** WRITTEN TASK **
Pick every line with "text" from the material below.

** DATA SHOWN **
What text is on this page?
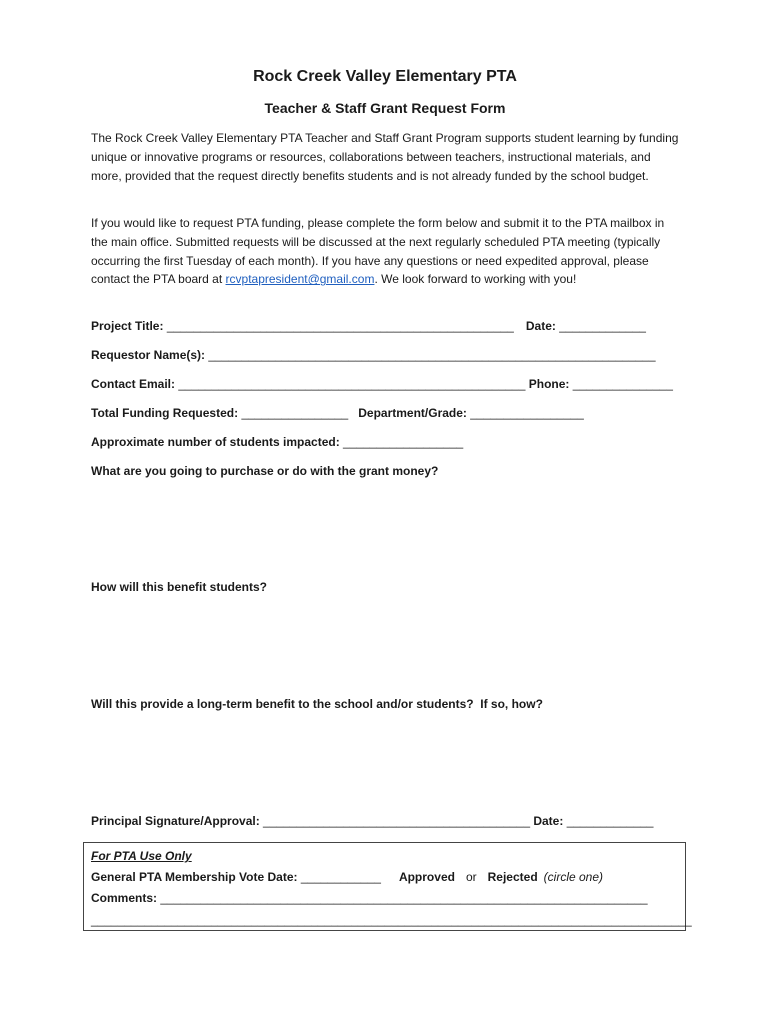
Rock Creek Valley Elementary PTA
Teacher & Staff Grant Request Form

The Rock Creek Valley Elementary PTA Teacher and Staff Grant Program supports student learning by funding unique or innovative programs or resources, collaborations between teachers, instructional materials, and more, provided that the request directly benefits students and is not already funded by the school budget.

If you would like to request PTA funding, please complete the form below and submit it to the PTA mailbox in the main office. Submitted requests will be discussed at the next regularly scheduled PTA meeting (typically occurring the first Tuesday of each month). If you have any questions or need expedited approval, please contact the PTA board at rcvptapresident@gmail.com. We look forward to working with you!

Project Title: ____________________________________________________ Date: _____________
Requestor Name(s): ___________________________________________________________________
Contact Email: ____________________________________________________ Phone: _______________
Total Funding Requested: ________________ Department/Grade: _________________
Approximate number of students impacted: __________________
What are you going to purchase or do with the grant money?
How will this benefit students?
Will this provide a long-term benefit to the school and/or students?  If so, how?
Principal Signature/Approval: ________________________________________ Date: _____________
For PTA Use Only
General PTA Membership Vote Date: ____________ Approved or Rejected (circle one)
Comments: _________________________________________________________________________
__________________________________________________________________________________________
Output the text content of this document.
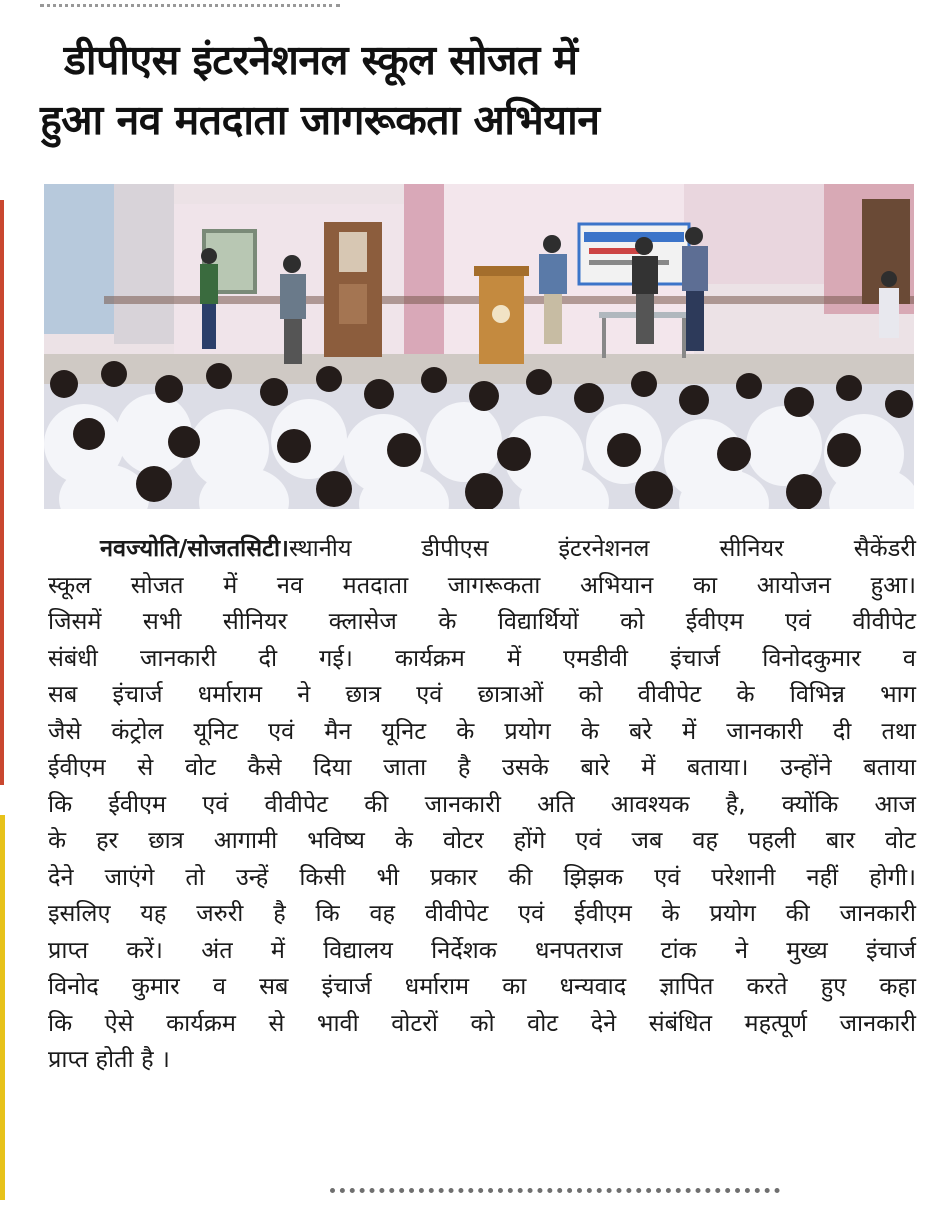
डीपीएस इंटरनेशनल स्कूल सोजत में
हुआ नव मतदाता जागरूकता अभियान
नवज्योति/सोजतसिटी।स्थानीय डीपीएस इंटरनेशनल सीनियर सैकेंडरी
स्कूल सोजत में नव मतदाता जागरूकता अभियान का आयोजन हुआ।
जिसमें सभी सीनियर क्लासेज के विद्यार्थियों को ईवीएम एवं वीवीपेट
संबंधी जानकारी दी गई। कार्यक्रम में एमडीवी इंचार्ज विनोदकुमार व
सब इंचार्ज धर्माराम ने छात्र एवं छात्राओं को वीवीपेट के विभिन्न भाग
जैसे कंट्रोल यूनिट एवं मैन यूनिट के प्रयोग के बरे में जानकारी दी तथा
ईवीएम से वोट कैसे दिया जाता है उसके बारे में बताया। उन्होंने बताया
कि ईवीएम एवं वीवीपेट की जानकारी अति आवश्यक है, क्योंकि आज
के हर छात्र आगामी भविष्य के वोटर होंगे एवं जब वह पहली बार वोट
देने जाएंगे तो उन्हें किसी भी प्रकार की झिझक एवं परेशानी नहीं होगी।
इसलिए यह जरुरी है कि वह वीवीपेट एवं ईवीएम के प्रयोग की जानकारी
प्राप्त करें। अंत में विद्यालय निर्देशक धनपतराज टांक ने मुख्य इंचार्ज
विनोद कुमार व सब इंचार्ज धर्माराम का धन्यवाद ज्ञापित करते हुए कहा
कि ऐसे कार्यक्रम से भावी वोटरों को वोट देने संबंधित महत्पूर्ण जानकारी
प्राप्त होती है ।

** RESULT OF THE TASK **
What text is on this page?
Output the text content of this document.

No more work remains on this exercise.